--- Start ---

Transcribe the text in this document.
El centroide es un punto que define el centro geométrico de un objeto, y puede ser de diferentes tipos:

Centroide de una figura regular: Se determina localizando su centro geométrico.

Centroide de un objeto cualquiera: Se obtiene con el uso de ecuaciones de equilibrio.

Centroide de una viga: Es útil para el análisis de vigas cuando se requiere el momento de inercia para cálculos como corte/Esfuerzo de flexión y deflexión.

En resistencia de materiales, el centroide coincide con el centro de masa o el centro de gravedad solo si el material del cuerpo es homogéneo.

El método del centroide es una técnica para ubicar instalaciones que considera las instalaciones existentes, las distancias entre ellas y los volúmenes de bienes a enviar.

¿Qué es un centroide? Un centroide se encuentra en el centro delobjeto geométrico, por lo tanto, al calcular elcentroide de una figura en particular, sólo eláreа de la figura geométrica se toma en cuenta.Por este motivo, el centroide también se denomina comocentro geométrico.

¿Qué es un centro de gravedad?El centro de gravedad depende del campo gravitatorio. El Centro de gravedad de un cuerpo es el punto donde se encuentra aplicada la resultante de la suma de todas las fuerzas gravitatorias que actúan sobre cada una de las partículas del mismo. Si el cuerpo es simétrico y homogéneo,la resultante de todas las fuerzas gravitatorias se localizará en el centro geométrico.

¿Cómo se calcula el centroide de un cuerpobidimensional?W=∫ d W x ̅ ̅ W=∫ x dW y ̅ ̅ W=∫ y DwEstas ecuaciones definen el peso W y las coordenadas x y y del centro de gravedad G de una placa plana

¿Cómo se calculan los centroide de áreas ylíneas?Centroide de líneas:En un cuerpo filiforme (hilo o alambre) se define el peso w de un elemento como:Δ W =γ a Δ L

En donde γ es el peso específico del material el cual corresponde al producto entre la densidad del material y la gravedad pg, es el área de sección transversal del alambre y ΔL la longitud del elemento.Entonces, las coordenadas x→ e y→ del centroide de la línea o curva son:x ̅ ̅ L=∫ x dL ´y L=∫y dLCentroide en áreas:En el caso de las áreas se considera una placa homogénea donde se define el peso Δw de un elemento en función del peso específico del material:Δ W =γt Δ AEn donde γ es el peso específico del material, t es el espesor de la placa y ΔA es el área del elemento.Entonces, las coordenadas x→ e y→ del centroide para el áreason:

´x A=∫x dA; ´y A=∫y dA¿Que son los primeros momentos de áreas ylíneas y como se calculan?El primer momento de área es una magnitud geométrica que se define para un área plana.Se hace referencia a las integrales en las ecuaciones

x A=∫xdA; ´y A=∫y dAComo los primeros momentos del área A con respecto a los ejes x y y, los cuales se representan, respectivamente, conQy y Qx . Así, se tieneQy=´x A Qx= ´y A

--- End ---
--- Start ---

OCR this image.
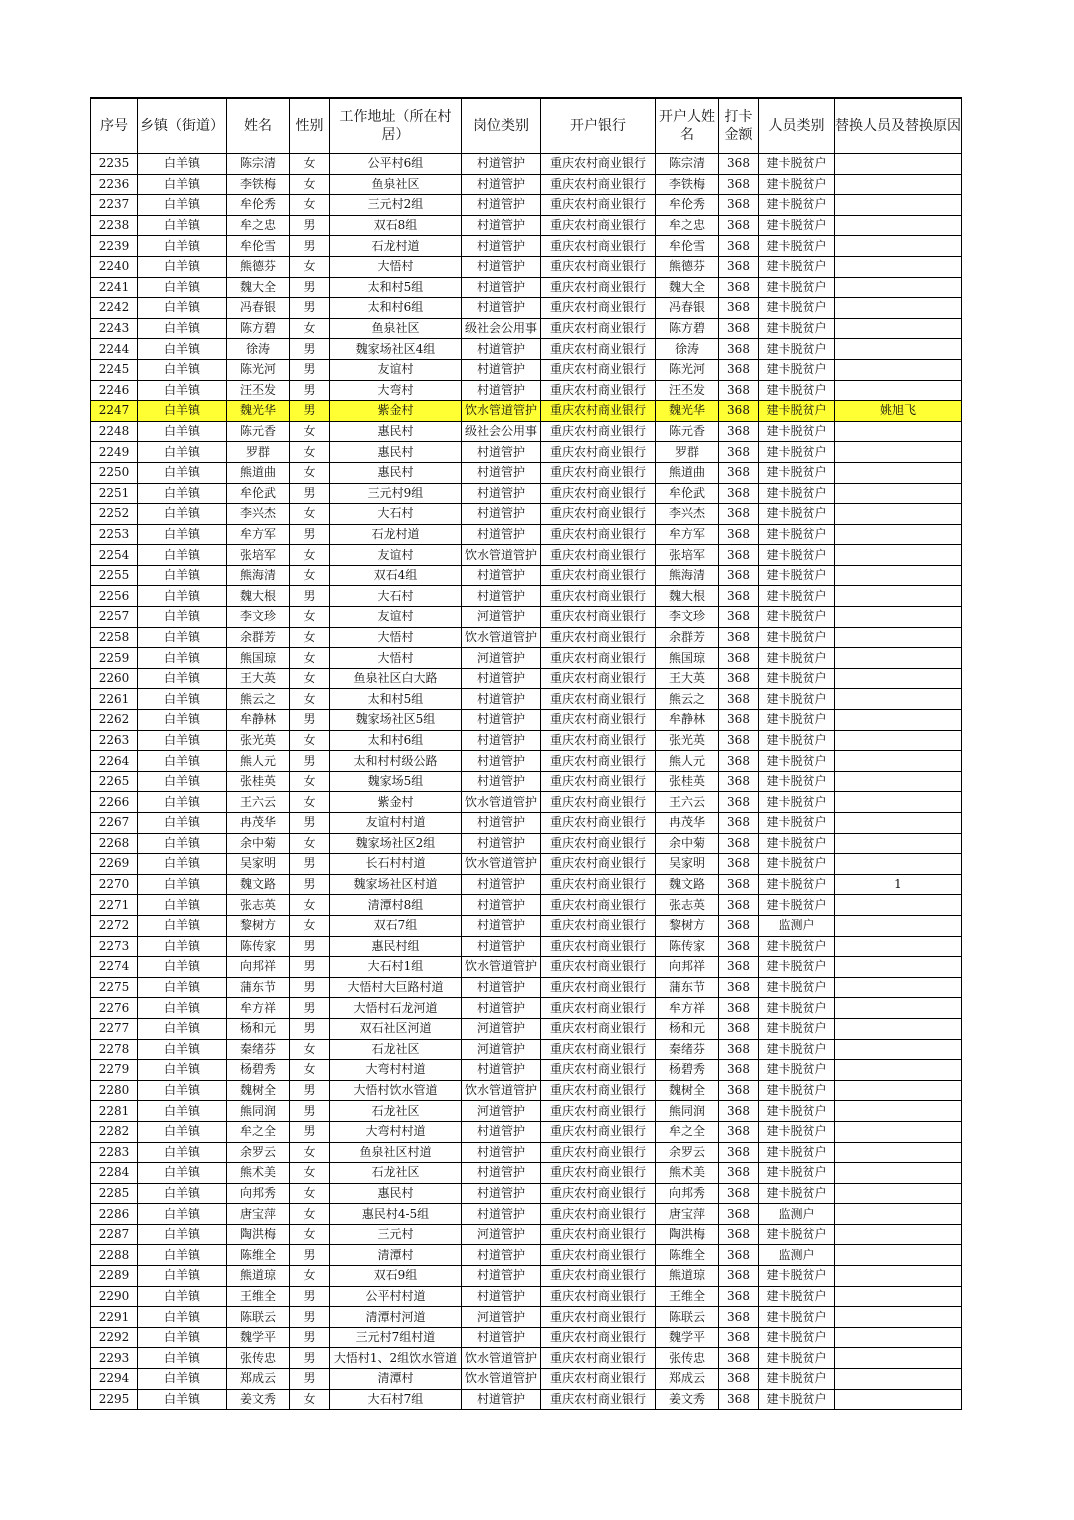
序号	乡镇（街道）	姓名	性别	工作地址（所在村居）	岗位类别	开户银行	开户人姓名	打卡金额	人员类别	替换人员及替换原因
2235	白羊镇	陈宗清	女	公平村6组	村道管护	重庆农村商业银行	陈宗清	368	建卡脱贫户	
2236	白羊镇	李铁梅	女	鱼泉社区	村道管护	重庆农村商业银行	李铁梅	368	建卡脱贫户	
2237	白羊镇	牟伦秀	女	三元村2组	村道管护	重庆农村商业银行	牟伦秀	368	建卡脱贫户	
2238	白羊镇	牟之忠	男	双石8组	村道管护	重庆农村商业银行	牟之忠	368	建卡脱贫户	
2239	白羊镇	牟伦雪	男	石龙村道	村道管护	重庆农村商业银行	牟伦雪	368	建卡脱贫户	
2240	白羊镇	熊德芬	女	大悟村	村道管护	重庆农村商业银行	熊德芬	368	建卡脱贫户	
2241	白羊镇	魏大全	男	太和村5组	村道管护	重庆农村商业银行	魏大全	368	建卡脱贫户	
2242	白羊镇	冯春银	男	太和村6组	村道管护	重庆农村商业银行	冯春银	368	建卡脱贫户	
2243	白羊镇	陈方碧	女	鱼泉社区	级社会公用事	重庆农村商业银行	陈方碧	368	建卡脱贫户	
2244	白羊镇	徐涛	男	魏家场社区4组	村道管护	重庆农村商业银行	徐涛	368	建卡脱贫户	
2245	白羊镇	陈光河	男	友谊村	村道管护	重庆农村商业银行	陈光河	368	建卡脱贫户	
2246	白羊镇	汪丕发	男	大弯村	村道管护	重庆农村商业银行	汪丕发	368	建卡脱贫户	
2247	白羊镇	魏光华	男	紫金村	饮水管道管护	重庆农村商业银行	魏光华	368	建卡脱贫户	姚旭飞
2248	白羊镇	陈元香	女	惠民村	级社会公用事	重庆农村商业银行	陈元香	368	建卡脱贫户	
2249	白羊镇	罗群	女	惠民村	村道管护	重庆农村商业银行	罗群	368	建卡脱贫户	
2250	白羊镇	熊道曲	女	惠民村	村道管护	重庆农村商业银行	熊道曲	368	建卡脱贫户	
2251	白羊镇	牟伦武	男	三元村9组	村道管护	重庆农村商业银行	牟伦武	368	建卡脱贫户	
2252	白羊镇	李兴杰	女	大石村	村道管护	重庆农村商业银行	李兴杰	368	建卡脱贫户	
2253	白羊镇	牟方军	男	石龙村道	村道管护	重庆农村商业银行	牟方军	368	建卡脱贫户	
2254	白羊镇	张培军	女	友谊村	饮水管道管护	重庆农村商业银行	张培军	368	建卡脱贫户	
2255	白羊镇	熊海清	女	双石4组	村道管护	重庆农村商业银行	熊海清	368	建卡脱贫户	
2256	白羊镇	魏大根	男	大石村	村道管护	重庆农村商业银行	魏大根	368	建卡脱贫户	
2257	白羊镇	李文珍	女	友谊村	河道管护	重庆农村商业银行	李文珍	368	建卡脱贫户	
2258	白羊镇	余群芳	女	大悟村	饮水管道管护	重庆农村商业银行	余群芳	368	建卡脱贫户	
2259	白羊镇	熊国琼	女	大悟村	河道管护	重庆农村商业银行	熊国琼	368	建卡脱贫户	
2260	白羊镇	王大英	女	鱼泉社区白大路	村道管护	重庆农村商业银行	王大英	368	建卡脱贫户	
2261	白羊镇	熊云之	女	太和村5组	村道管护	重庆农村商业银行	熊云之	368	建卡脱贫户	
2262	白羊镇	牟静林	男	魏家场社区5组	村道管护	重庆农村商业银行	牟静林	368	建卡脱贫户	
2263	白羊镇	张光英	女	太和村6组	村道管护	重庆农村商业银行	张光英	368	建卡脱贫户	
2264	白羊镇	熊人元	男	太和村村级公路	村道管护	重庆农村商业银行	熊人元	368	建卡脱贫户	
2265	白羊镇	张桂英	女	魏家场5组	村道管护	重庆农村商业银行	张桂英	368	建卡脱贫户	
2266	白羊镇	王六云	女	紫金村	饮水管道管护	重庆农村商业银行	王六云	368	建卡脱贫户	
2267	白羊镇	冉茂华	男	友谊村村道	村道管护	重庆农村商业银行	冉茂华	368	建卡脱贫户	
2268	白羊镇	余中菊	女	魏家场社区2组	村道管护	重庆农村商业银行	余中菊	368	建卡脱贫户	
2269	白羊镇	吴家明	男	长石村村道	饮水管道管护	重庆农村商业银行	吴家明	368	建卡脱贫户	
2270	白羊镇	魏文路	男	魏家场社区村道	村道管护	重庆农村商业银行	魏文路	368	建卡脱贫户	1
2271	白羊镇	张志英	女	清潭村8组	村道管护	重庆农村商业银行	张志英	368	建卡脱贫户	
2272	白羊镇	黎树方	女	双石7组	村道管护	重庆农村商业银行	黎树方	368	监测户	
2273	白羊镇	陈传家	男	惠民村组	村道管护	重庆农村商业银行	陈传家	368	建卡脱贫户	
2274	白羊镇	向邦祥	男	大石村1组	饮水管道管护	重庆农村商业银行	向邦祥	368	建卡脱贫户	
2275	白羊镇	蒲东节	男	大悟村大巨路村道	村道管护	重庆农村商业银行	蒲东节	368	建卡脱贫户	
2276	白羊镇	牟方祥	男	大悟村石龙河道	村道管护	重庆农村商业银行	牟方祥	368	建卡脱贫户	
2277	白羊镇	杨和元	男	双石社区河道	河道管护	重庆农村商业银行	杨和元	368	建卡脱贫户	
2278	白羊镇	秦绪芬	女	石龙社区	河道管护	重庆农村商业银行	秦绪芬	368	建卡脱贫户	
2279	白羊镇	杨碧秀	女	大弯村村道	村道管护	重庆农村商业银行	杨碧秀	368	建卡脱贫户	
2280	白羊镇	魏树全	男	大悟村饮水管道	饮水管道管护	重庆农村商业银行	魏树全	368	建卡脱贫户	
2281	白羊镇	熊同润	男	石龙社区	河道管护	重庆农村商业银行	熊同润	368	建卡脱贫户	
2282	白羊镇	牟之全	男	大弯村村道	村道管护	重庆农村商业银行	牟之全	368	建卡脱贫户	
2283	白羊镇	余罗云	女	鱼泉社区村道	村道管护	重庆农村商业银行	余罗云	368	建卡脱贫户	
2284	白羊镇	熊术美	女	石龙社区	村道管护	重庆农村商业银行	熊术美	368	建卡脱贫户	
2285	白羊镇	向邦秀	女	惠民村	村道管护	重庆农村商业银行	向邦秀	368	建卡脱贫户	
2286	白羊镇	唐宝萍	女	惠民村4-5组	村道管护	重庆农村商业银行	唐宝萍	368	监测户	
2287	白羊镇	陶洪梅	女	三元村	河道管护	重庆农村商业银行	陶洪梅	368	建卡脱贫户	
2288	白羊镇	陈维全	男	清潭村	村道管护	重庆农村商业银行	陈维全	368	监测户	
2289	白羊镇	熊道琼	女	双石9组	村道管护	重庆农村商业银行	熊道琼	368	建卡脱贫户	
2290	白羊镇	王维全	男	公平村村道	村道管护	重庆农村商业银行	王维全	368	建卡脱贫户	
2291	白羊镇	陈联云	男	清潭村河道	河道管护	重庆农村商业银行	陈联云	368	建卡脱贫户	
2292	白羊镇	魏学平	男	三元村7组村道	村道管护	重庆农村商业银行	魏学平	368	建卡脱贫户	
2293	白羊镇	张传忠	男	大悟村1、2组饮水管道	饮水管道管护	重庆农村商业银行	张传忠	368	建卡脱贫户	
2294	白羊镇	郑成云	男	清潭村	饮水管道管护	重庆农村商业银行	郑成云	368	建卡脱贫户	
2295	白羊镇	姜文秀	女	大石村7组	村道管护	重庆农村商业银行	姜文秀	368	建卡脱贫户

--- End ---

- _WHAT IS NEEDED_:
Identify and copy the lines holding the word "placa".

- _SOLUTION TO THIS PROBLEM_:
¿Cómo se calcula el centroide de un cuerpobidimensional?W=∫ d W x ̅ ̅ W=∫ x dW y ̅ ̅ W=∫ y DwEstas ecuaciones definen el peso W y las coordenadas x y y del centro de gravedad G de una placa plana
En donde γ es el peso específico del material el cual corresponde al producto entre la densidad del material y la gravedad pg, es el área de sección transversal del alambre y ΔL la longitud del elemento.Entonces, las coordenadas x→ e y→ del centroide de la línea o curva son:x ̅ ̅ L=∫ x dL ´y L=∫y dLCentroide en áreas:En el caso de las áreas se considera una placa homogénea donde se define el peso Δw de un elemento en función del peso específico del material:Δ W =γt Δ AEn donde γ es el peso específico del material, t es el espesor de la placa y ΔA es el área del elemento.Entonces, las coordenadas x→ e y→ del centroide para el áreason:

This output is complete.